GIVEN REQUEST → Your task is to extract every line from the material below exactly.

******************************

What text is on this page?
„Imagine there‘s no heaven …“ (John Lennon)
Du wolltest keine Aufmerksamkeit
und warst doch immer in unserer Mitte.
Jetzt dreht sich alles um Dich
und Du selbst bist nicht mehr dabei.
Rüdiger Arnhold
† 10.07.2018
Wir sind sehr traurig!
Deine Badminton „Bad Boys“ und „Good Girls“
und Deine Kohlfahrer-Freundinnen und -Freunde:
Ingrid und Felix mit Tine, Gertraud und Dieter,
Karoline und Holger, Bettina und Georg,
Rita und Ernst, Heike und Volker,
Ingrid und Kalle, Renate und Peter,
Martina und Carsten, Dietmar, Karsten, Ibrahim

******************************

RESULT FOR THIS TASK →
What text is on this page?
„Imagine there‘s no heaven …“ (John Lennon)
Du wolltest keine Aufmerksamkeit
und warst doch immer in unserer Mitte.
Jetzt dreht sich alles um Dich
und Du selbst bist nicht mehr dabei.
Rüdiger Arnhold
† 10.07.2018
Wir sind sehr traurig!
Deine Badminton „Bad Boys“ und „Good Girls“
und Deine Kohlfahrer-Freundinnen und -Freunde:
Ingrid und Felix mit Tine, Gertraud und Dieter,
Karoline und Holger, Bettina und Georg,
Rita und Ernst, Heike und Volker,
Ingrid und Kalle, Renate und Peter,
Martina und Carsten, Dietmar, Karsten, Ibrahim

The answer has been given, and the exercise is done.